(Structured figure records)
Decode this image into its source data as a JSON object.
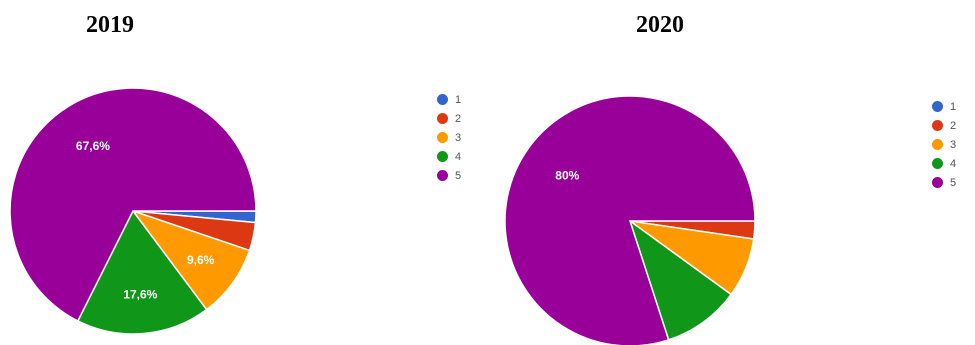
{
  "chart_data": [
    {
      "type": "pie",
      "title": "2019",
      "labels": [
        "1",
        "2",
        "3",
        "4",
        "5"
      ],
      "values": [
        1.5,
        3.7,
        9.6,
        17.6,
        67.6
      ],
      "colors": [
        "#3366cc",
        "#dc3912",
        "#ff9900",
        "#109618",
        "#990099"
      ],
      "data_labels": [
        "",
        "",
        "9,6%",
        "17,6%",
        "67,6%"
      ],
      "legend": "right"
    },
    {
      "type": "pie",
      "title": "2020",
      "labels": [
        "1",
        "2",
        "3",
        "4",
        "5"
      ],
      "values": [
        0,
        2.3,
        7.7,
        10.0,
        80.0
      ],
      "colors": [
        "#3366cc",
        "#dc3912",
        "#ff9900",
        "#109618",
        "#990099"
      ],
      "data_labels": [
        "",
        "",
        "",
        "",
        "80%"
      ],
      "legend": "right"
    }
  ]
}
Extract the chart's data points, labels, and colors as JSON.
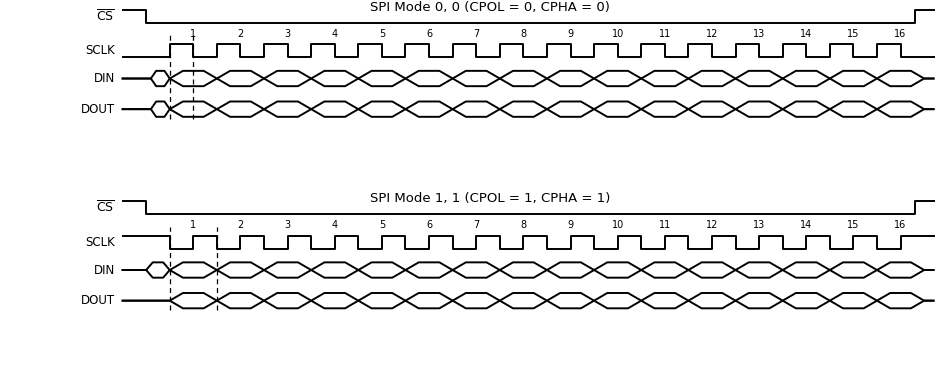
{
  "title1": "SPI Mode 0, 0 (CPOL = 0, CPHA = 0)",
  "title2": "SPI Mode 1, 1 (CPOL = 1, CPHA = 1)",
  "num_bits": 16,
  "line_color": "#000000",
  "bg_color": "#ffffff",
  "label_fontsize": 8.5,
  "title_fontsize": 9.5,
  "bit_labels": [
    "1",
    "2",
    "3",
    "4",
    "5",
    "6",
    "7",
    "8",
    "9",
    "10",
    "11",
    "12",
    "13",
    "14",
    "15",
    "16"
  ],
  "lw": 1.4
}
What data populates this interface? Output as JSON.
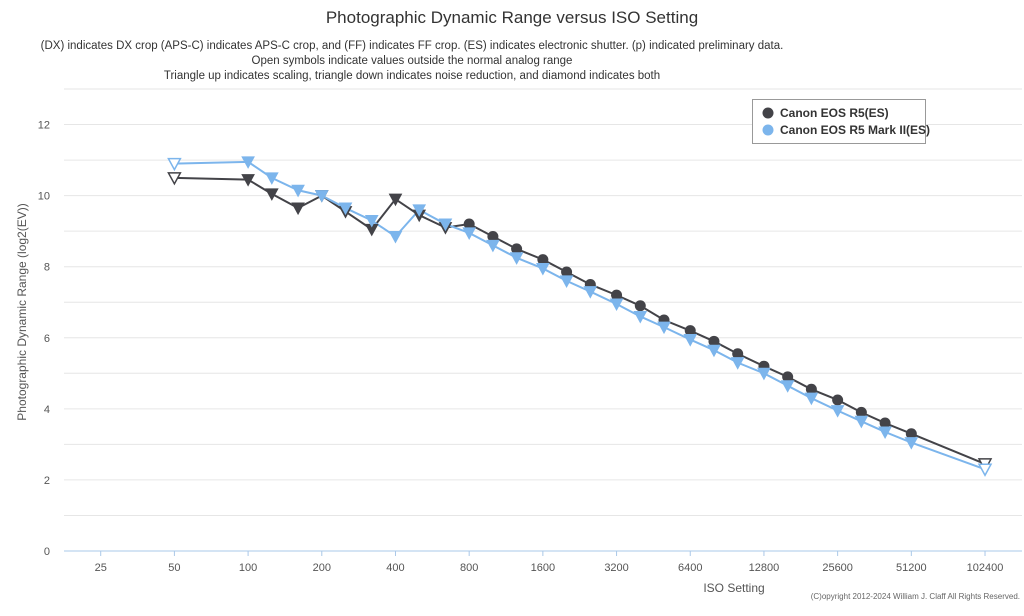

• [What to produce] Return each line from the material above exactly, but not the pictures.

• [Completed task]
Decode this image into its source data as a JSON object.
{
  "chart_data": [
    {
      "type": "pie",
      "title": "2019",
      "labels": [
        "1",
        "2",
        "3",
        "4",
        "5"
      ],
      "values": [
        1.5,
        3.7,
        9.6,
        17.6,
        67.6
      ],
      "colors": [
        "#3366cc",
        "#dc3912",
        "#ff9900",
        "#109618",
        "#990099"
      ],
      "data_labels": [
        "",
        "",
        "9,6%",
        "17,6%",
        "67,6%"
      ],
      "legend": "right"
    },
    {
      "type": "pie",
      "title": "2020",
      "labels": [
        "1",
        "2",
        "3",
        "4",
        "5"
      ],
      "values": [
        0,
        2.3,
        7.7,
        10.0,
        80.0
      ],
      "colors": [
        "#3366cc",
        "#dc3912",
        "#ff9900",
        "#109618",
        "#990099"
      ],
      "data_labels": [
        "",
        "",
        "",
        "",
        "80%"
      ],
      "legend": "right"
    }
  ]
}
Extract the chart's data points, labels, and colors as JSON.
{
  "title1": "SPI Mode 0, 0 (CPOL = 0, CPHA = 0)",
  "title2": "SPI Mode 1, 1 (CPOL = 1, CPHA = 1)",
  "num_bits": 16,
  "line_color": "#000000",
  "bg_color": "#ffffff",
  "label_fontsize": 8.5,
  "title_fontsize": 9.5,
  "bit_labels": [
    "1",
    "2",
    "3",
    "4",
    "5",
    "6",
    "7",
    "8",
    "9",
    "10",
    "11",
    "12",
    "13",
    "14",
    "15",
    "16"
  ],
  "lw": 1.4
}
What data populates this interface? Output as JSON.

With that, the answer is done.